> **Problem**:
In the material below, identify each line bearing the word "descriptive". Reproduce those lines.

> **Source data**:
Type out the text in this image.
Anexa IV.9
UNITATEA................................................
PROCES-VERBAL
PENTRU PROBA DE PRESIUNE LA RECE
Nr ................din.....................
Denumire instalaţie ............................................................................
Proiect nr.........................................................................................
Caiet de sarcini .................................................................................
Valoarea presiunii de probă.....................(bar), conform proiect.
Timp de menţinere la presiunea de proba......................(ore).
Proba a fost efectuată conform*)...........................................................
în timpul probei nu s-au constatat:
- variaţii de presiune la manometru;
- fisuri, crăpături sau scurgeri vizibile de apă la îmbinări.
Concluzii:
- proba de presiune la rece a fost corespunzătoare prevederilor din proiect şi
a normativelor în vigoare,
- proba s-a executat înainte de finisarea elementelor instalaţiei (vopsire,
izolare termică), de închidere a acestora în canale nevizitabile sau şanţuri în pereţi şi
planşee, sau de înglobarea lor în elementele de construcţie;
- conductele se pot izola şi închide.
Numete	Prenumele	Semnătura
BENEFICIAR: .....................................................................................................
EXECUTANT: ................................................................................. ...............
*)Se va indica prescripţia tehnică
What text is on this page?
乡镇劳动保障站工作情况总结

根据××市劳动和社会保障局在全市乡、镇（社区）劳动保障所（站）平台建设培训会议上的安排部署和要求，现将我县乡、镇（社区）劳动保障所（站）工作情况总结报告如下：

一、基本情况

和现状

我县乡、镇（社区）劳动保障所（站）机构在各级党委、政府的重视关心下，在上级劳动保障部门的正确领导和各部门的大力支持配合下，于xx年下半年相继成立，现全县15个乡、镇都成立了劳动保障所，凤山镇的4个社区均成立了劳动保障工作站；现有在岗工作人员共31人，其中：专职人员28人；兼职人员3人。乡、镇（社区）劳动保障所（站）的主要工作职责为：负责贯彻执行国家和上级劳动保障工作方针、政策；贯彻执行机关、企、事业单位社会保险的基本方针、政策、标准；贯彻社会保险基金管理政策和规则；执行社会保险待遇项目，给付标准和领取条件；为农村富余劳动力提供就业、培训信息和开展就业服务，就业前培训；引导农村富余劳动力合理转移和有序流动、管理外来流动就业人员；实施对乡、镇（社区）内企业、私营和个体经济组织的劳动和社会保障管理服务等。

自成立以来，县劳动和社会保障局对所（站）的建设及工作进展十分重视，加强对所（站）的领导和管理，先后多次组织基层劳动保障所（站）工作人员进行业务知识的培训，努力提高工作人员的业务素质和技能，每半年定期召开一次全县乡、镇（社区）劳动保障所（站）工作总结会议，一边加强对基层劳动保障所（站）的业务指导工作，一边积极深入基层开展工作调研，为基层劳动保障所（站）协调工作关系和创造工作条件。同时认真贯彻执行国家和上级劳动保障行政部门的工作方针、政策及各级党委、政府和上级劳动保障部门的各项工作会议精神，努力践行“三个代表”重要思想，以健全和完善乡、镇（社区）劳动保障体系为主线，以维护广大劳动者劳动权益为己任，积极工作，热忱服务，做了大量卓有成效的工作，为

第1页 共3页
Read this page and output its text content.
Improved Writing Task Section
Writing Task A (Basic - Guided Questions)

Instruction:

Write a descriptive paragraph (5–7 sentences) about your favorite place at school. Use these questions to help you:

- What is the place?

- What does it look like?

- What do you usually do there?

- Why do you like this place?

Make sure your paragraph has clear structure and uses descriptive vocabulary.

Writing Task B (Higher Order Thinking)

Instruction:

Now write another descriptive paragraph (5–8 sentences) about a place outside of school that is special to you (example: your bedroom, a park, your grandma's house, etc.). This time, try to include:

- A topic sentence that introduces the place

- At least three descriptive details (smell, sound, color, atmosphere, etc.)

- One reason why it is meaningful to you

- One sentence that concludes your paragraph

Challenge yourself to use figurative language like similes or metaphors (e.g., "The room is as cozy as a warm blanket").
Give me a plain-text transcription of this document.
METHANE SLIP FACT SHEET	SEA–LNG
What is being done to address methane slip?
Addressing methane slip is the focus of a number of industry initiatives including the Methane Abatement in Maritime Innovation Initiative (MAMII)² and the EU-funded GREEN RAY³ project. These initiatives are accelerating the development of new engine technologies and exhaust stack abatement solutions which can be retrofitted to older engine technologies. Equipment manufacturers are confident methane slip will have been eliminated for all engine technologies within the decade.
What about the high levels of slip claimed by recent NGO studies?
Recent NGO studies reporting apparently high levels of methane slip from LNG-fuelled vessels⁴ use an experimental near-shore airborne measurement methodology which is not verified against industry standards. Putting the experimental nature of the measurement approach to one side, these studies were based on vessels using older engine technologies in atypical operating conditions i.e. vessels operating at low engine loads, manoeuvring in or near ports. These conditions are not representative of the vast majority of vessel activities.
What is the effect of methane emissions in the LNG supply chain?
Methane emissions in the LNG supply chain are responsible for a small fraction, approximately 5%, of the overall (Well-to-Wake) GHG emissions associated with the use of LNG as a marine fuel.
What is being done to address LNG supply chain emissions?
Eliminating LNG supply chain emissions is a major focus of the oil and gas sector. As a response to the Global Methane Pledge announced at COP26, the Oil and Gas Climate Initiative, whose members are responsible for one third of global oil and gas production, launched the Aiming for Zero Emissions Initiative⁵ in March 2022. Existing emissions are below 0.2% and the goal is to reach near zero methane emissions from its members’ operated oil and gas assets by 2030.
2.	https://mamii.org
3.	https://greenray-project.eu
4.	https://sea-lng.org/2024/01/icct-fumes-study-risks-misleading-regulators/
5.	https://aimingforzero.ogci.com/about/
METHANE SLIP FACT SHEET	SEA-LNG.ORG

> **Reply to the task**:
Write a descriptive paragraph (5–7 sentences) about your favorite place at school. Use these questions to help you:
Make sure your paragraph has clear structure and uses descriptive vocabulary.
Now write another descriptive paragraph (5–8 sentences) about a place outside of school that is special to you (example: your bedroom, a park, your grandma's house, etc.). This time, try to include:
- At least three descriptive details (smell, sound, color, atmosphere, etc.)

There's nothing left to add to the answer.